**REQUIREMENT**. Your task is to quote the material that follows, in full and exactly.

Dataset items
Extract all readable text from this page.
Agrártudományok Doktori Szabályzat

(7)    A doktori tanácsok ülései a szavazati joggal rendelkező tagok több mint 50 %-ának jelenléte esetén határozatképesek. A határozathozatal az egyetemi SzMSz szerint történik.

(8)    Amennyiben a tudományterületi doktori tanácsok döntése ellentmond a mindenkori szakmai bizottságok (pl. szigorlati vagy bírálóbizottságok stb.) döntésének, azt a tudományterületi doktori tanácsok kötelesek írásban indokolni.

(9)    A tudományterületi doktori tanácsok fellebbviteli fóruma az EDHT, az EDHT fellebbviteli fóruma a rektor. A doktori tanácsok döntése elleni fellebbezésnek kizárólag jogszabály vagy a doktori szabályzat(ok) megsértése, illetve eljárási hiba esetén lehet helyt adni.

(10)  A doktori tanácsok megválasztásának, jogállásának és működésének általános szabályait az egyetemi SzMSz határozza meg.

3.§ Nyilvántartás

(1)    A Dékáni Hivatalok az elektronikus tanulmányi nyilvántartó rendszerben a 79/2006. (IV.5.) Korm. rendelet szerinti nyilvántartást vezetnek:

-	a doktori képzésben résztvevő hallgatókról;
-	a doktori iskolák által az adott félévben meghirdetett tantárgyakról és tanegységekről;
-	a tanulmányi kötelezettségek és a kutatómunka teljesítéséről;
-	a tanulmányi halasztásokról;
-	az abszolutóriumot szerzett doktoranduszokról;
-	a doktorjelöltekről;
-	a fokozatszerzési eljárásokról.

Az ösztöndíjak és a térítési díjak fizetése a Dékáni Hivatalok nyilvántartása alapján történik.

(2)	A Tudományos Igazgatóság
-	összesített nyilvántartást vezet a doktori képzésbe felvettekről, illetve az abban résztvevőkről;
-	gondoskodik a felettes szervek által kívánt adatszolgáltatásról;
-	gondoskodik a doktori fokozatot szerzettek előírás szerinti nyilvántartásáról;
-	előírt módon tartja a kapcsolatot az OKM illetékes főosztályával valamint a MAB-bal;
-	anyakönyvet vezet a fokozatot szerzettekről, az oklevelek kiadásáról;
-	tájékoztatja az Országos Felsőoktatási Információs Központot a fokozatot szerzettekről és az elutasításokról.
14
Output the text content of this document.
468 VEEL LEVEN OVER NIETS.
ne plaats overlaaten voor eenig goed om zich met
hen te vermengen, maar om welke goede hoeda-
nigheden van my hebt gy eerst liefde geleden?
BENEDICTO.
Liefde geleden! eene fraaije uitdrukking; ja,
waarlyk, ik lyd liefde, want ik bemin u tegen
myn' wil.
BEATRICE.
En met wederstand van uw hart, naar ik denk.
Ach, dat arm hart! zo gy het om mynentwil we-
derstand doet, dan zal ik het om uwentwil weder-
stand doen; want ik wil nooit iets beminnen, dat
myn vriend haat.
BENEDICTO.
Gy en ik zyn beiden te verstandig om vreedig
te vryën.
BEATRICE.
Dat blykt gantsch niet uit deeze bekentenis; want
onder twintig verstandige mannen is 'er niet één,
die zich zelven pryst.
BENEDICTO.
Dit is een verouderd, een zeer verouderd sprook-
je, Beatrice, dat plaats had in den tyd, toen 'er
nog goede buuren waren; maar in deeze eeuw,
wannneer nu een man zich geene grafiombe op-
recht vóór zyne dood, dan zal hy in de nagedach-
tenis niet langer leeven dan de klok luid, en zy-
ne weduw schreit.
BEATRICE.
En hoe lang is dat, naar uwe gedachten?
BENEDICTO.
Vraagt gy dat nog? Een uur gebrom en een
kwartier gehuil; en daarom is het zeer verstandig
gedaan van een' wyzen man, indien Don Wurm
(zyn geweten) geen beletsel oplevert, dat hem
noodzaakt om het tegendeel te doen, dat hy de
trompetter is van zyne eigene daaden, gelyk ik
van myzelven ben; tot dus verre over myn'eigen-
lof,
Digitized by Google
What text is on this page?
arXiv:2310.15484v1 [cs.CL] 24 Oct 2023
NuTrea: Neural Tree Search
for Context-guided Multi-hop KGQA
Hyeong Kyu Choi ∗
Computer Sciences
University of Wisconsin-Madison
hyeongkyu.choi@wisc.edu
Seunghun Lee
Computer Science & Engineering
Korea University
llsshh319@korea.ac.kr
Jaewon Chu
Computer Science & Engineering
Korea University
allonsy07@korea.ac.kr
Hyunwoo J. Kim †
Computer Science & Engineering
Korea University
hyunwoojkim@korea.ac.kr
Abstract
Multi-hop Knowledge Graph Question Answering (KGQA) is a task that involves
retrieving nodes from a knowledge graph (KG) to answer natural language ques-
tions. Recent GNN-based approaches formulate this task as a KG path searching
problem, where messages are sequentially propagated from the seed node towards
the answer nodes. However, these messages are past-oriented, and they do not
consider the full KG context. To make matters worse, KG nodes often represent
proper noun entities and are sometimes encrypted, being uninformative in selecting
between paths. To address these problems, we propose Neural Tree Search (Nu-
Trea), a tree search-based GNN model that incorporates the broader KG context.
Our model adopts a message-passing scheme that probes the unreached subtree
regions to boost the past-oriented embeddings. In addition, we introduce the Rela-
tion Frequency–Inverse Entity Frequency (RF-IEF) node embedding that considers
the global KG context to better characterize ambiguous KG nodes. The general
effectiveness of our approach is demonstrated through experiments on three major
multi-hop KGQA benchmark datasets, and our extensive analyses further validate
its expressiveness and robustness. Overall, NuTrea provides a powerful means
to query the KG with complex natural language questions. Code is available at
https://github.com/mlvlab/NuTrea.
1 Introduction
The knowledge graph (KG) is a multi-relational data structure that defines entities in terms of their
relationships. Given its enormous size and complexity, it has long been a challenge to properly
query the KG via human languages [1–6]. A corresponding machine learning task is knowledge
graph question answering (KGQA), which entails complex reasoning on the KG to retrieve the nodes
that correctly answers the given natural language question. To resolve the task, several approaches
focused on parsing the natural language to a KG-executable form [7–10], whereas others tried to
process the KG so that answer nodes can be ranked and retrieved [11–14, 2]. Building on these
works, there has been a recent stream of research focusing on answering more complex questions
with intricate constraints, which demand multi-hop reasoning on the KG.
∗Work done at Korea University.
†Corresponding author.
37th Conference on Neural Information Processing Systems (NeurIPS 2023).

**SOLUTION FOR THIS TASK**.
Extract all readable text from this page.
Agrártudományok Doktori Szabályzat

(7)    A doktori tanácsok ülései a szavazati joggal rendelkező tagok több mint 50 %-ának jelenléte esetén határozatképesek. A határozathozatal az egyetemi SzMSz szerint történik.

(8)    Amennyiben a tudományterületi doktori tanácsok döntése ellentmond a mindenkori szakmai bizottságok (pl. szigorlati vagy bírálóbizottságok stb.) döntésének, azt a tudományterületi doktori tanácsok kötelesek írásban indokolni.

(9)    A tudományterületi doktori tanácsok fellebbviteli fóruma az EDHT, az EDHT fellebbviteli fóruma a rektor. A doktori tanácsok döntése elleni fellebbezésnek kizárólag jogszabály vagy a doktori szabályzat(ok) megsértése, illetve eljárási hiba esetén lehet helyt adni.

(10)  A doktori tanácsok megválasztásának, jogállásának és működésének általános szabályait az egyetemi SzMSz határozza meg.

3.§ Nyilvántartás

(1)    A Dékáni Hivatalok az elektronikus tanulmányi nyilvántartó rendszerben a 79/2006. (IV.5.) Korm. rendelet szerinti nyilvántartást vezetnek:

-	a doktori képzésben résztvevő hallgatókról;
-	a doktori iskolák által az adott félévben meghirdetett tantárgyakról és tanegységekről;
-	a tanulmányi kötelezettségek és a kutatómunka teljesítéséről;
-	a tanulmányi halasztásokról;
-	az abszolutóriumot szerzett doktoranduszokról;
-	a doktorjelöltekről;
-	a fokozatszerzési eljárásokról.

Az ösztöndíjak és a térítési díjak fizetése a Dékáni Hivatalok nyilvántartása alapján történik.

(2)	A Tudományos Igazgatóság
-	összesített nyilvántartást vezet a doktori képzésbe felvettekről, illetve az abban résztvevőkről;
-	gondoskodik a felettes szervek által kívánt adatszolgáltatásról;
-	gondoskodik a doktori fokozatot szerzettek előírás szerinti nyilvántartásáról;
-	előírt módon tartja a kapcsolatot az OKM illetékes főosztályával valamint a MAB-bal;
-	anyakönyvet vezet a fokozatot szerzettekről, az oklevelek kiadásáról;
-	tájékoztatja az Országos Felsőoktatási Információs Központot a fokozatot szerzettekről és az elutasításokról.
14
Output the text content of this document.
468 VEEL LEVEN OVER NIETS.
ne plaats overlaaten voor eenig goed om zich met
hen te vermengen, maar om welke goede hoeda-
nigheden van my hebt gy eerst liefde geleden?
BENEDICTO.
Liefde geleden! eene fraaije uitdrukking; ja,
waarlyk, ik lyd liefde, want ik bemin u tegen
myn' wil.
BEATRICE.
En met wederstand van uw hart, naar ik denk.
Ach, dat arm hart! zo gy het om mynentwil we-
derstand doet, dan zal ik het om uwentwil weder-
stand doen; want ik wil nooit iets beminnen, dat
myn vriend haat.
BENEDICTO.
Gy en ik zyn beiden te verstandig om vreedig
te vryën.
BEATRICE.
Dat blykt gantsch niet uit deeze bekentenis; want
onder twintig verstandige mannen is 'er niet één,
die zich zelven pryst.
BENEDICTO.
Dit is een verouderd, een zeer verouderd sprook-
je, Beatrice, dat plaats had in den tyd, toen 'er
nog goede buuren waren; maar in deeze eeuw,
wannneer nu een man zich geene grafiombe op-
recht vóór zyne dood, dan zal hy in de nagedach-
tenis niet langer leeven dan de klok luid, en zy-
ne weduw schreit.
BEATRICE.
En hoe lang is dat, naar uwe gedachten?
BENEDICTO.
Vraagt gy dat nog? Een uur gebrom en een
kwartier gehuil; en daarom is het zeer verstandig
gedaan van een' wyzen man, indien Don Wurm
(zyn geweten) geen beletsel oplevert, dat hem
noodzaakt om het tegendeel te doen, dat hy de
trompetter is van zyne eigene daaden, gelyk ik
van myzelven ben; tot dus verre over myn'eigen-
lof,
Digitized by Google
What text is on this page?
arXiv:2310.15484v1 [cs.CL] 24 Oct 2023
NuTrea: Neural Tree Search
for Context-guided Multi-hop KGQA
Hyeong Kyu Choi ∗
Computer Sciences
University of Wisconsin-Madison
hyeongkyu.choi@wisc.edu
Seunghun Lee
Computer Science & Engineering
Korea University
llsshh319@korea.ac.kr
Jaewon Chu
Computer Science & Engineering
Korea University
allonsy07@korea.ac.kr
Hyunwoo J. Kim †
Computer Science & Engineering
Korea University
hyunwoojkim@korea.ac.kr
Abstract
Multi-hop Knowledge Graph Question Answering (KGQA) is a task that involves
retrieving nodes from a knowledge graph (KG) to answer natural language ques-
tions. Recent GNN-based approaches formulate this task as a KG path searching
problem, where messages are sequentially propagated from the seed node towards
the answer nodes. However, these messages are past-oriented, and they do not
consider the full KG context. To make matters worse, KG nodes often represent
proper noun entities and are sometimes encrypted, being uninformative in selecting
between paths. To address these problems, we propose Neural Tree Search (Nu-
Trea), a tree search-based GNN model that incorporates the broader KG context.
Our model adopts a message-passing scheme that probes the unreached subtree
regions to boost the past-oriented embeddings. In addition, we introduce the Rela-
tion Frequency–Inverse Entity Frequency (RF-IEF) node embedding that considers
the global KG context to better characterize ambiguous KG nodes. The general
effectiveness of our approach is demonstrated through experiments on three major
multi-hop KGQA benchmark datasets, and our extensive analyses further validate
its expressiveness and robustness. Overall, NuTrea provides a powerful means
to query the KG with complex natural language questions. Code is available at
https://github.com/mlvlab/NuTrea.
1 Introduction
The knowledge graph (KG) is a multi-relational data structure that defines entities in terms of their
relationships. Given its enormous size and complexity, it has long been a challenge to properly
query the KG via human languages [1–6]. A corresponding machine learning task is knowledge
graph question answering (KGQA), which entails complex reasoning on the KG to retrieve the nodes
that correctly answers the given natural language question. To resolve the task, several approaches
focused on parsing the natural language to a KG-executable form [7–10], whereas others tried to
process the KG so that answer nodes can be ranked and retrieved [11–14, 2]. Building on these
works, there has been a recent stream of research focusing on answering more complex questions
with intricate constraints, which demand multi-hop reasoning on the KG.
∗Work done at Korea University.
†Corresponding author.
37th Conference on Neural Information Processing Systems (NeurIPS 2023).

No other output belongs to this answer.